Extracts from a graphics dataset:
::::

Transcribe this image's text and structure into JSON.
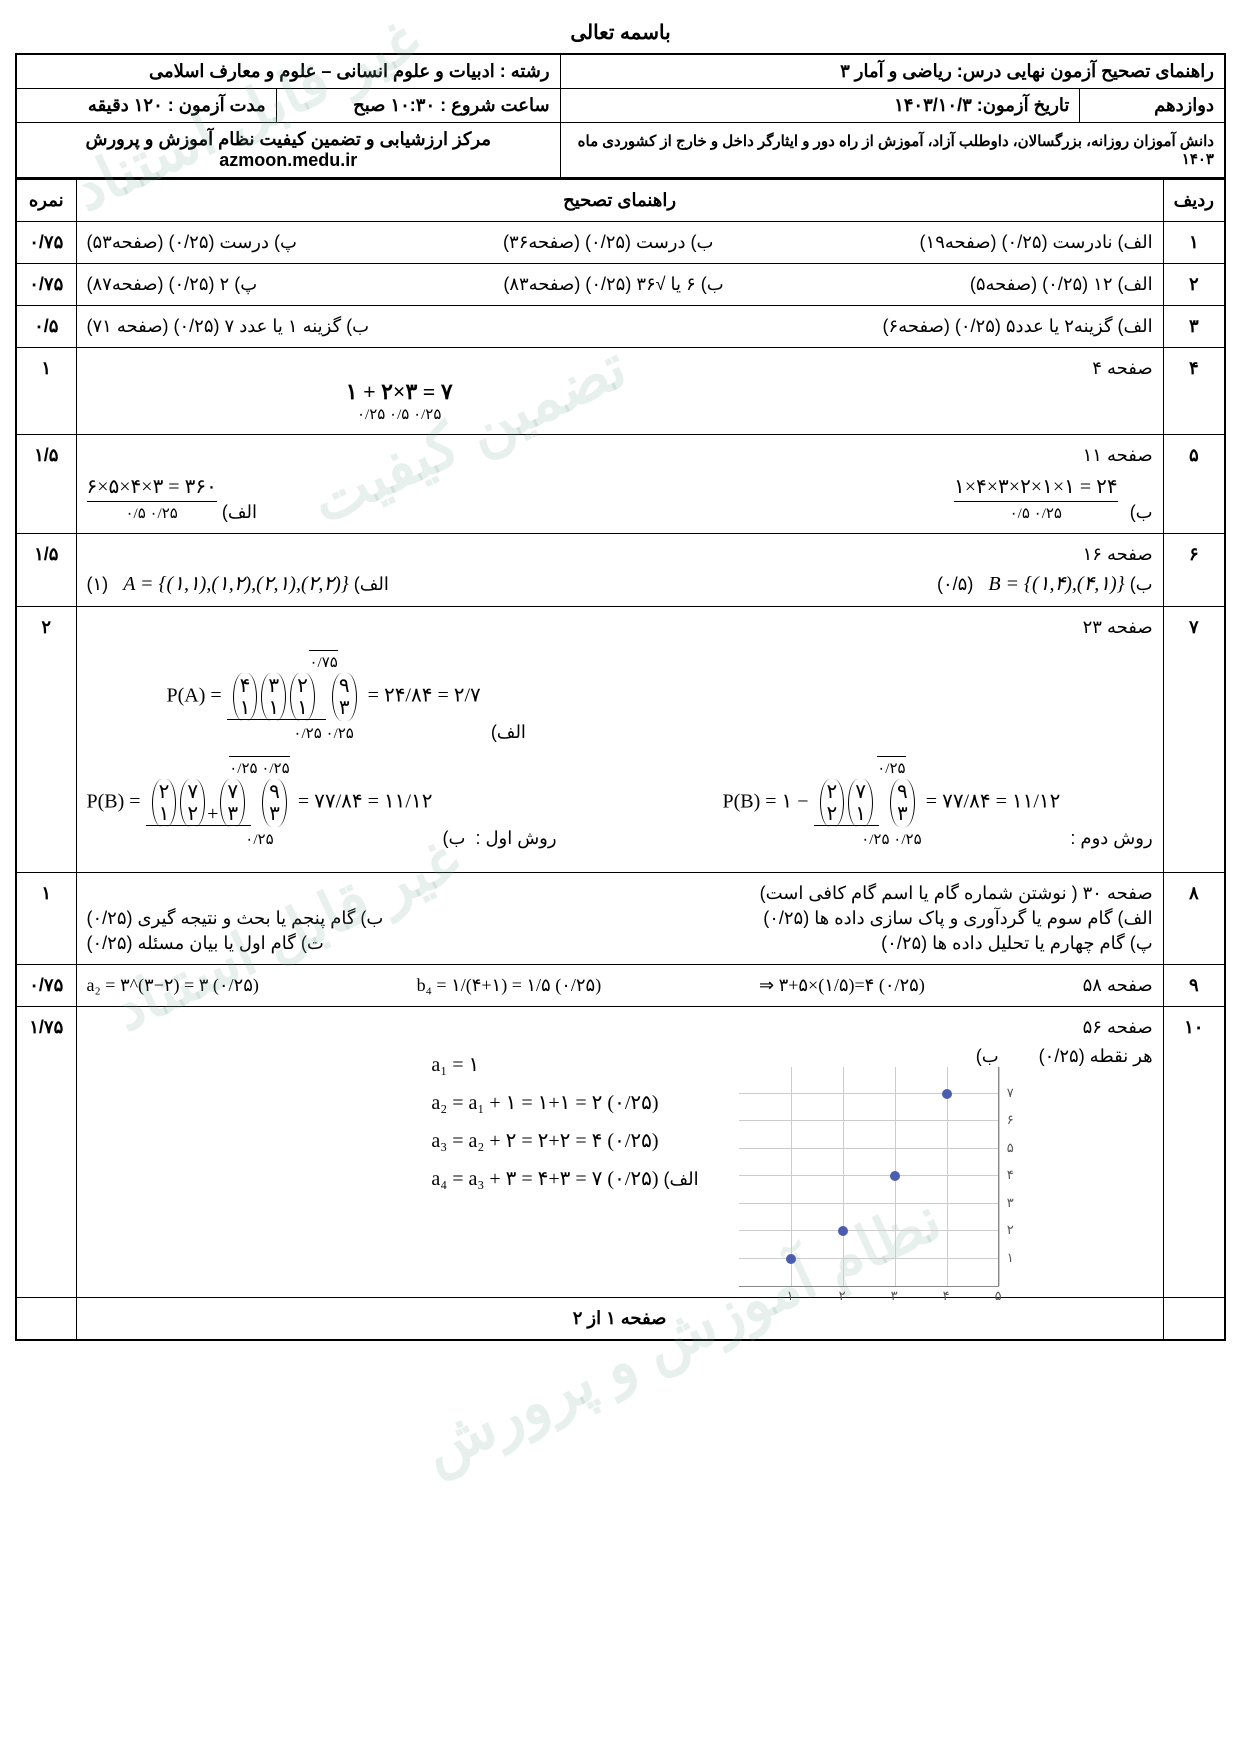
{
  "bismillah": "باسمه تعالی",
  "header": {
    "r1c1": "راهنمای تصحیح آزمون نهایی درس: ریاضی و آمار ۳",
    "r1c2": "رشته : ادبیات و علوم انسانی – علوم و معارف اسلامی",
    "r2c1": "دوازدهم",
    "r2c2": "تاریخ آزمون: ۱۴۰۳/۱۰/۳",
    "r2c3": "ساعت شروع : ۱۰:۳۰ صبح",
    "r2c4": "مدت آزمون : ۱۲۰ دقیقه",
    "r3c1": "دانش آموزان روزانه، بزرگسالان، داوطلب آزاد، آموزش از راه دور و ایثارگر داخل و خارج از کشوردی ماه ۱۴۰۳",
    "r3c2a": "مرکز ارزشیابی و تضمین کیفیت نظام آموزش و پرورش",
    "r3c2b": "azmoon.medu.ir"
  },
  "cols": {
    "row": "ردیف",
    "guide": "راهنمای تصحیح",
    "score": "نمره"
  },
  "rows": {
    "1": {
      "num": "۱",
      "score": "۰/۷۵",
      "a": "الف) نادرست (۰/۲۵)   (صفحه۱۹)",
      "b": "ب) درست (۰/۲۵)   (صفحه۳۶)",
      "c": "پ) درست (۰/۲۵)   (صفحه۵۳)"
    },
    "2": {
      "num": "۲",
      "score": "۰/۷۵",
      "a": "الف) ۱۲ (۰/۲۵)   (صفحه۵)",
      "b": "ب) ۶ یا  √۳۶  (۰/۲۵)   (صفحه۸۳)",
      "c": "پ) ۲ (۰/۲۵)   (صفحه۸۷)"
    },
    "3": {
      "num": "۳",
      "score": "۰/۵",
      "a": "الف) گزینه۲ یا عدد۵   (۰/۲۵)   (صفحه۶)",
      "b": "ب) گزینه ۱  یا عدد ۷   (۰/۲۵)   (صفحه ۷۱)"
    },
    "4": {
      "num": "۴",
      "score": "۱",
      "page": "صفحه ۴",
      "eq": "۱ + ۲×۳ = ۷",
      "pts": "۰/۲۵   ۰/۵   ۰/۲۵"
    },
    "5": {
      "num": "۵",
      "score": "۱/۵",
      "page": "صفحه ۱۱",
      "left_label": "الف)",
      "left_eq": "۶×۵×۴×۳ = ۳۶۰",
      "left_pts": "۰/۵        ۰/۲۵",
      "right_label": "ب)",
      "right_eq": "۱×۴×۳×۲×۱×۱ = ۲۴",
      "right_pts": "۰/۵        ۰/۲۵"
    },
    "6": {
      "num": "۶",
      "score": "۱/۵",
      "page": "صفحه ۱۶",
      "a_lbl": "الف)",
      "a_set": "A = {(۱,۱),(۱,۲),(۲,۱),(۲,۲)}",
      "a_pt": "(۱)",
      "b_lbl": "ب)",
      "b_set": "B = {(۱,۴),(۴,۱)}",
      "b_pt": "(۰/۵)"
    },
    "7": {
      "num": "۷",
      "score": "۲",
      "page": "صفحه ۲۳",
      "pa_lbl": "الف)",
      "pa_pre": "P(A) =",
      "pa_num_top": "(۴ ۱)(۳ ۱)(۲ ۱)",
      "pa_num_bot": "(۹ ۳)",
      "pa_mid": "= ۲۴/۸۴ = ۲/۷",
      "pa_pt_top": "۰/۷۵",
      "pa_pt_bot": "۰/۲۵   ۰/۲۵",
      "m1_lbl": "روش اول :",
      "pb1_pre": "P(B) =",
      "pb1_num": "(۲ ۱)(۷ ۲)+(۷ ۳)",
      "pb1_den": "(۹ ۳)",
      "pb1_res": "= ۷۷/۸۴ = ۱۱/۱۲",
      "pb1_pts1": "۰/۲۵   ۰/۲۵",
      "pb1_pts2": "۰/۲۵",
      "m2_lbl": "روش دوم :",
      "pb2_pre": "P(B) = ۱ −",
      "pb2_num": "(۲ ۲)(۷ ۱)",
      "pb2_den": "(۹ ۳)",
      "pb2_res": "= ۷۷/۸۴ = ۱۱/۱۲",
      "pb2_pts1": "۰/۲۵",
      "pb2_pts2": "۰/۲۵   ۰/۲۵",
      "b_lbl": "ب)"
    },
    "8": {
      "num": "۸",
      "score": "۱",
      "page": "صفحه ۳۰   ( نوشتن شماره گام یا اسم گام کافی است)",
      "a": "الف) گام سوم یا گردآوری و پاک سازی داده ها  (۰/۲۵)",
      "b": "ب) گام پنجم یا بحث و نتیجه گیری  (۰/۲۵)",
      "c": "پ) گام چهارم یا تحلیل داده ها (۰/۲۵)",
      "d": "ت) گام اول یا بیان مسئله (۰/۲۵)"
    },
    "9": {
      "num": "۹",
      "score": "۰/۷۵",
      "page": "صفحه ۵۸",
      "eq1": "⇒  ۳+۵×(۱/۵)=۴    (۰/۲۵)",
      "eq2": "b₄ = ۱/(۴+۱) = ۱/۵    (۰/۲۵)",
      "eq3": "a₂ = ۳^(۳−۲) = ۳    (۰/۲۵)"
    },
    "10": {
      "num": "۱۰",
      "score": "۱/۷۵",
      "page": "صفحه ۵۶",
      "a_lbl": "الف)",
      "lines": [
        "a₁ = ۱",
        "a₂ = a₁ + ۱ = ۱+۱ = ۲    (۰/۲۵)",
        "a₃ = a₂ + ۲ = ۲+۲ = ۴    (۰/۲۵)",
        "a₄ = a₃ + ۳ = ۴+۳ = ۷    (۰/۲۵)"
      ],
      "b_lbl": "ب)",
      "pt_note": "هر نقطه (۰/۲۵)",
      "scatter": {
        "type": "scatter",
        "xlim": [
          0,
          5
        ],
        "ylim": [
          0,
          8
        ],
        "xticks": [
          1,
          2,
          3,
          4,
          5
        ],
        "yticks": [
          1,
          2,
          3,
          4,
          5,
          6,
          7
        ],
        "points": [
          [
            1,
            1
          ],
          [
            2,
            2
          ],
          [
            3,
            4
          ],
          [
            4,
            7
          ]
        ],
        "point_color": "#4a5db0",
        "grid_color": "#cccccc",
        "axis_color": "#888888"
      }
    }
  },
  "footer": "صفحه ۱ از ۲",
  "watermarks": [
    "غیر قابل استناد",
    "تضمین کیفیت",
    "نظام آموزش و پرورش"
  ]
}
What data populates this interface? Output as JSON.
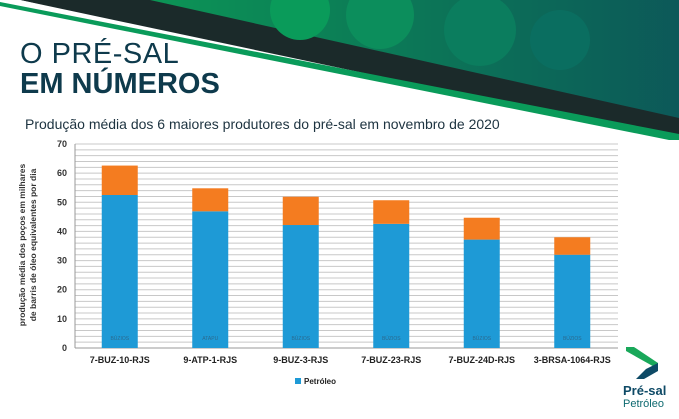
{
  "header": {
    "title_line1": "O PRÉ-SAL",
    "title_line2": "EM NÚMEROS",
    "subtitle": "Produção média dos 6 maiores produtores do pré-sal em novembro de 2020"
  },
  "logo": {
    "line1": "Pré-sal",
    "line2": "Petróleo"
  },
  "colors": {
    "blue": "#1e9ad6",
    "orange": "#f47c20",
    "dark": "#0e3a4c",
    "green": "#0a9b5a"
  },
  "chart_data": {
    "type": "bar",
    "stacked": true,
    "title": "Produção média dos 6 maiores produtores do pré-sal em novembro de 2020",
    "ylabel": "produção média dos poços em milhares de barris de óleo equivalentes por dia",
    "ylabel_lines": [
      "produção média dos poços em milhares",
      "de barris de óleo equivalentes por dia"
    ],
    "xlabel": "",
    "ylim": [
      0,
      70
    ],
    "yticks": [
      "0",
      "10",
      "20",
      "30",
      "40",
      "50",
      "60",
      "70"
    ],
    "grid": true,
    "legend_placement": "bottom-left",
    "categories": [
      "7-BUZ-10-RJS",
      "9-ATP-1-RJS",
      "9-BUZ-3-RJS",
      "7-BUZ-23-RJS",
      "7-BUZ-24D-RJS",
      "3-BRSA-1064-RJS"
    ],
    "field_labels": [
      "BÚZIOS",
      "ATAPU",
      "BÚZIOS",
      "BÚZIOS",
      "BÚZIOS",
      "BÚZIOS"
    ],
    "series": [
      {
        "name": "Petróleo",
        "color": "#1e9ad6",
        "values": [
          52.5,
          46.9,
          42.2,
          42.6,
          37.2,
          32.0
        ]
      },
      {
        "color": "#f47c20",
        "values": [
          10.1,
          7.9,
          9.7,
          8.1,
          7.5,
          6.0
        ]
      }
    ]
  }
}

::::

- [Problem description]
Gather, from the listing above, every line carrying the word "راهنمای".

- [Completed exercise]
    "r1c1": "راهنمای تصحیح آزمون نهایی درس: ریاضی و آمار ۳",
    "guide": "راهنمای تصحیح",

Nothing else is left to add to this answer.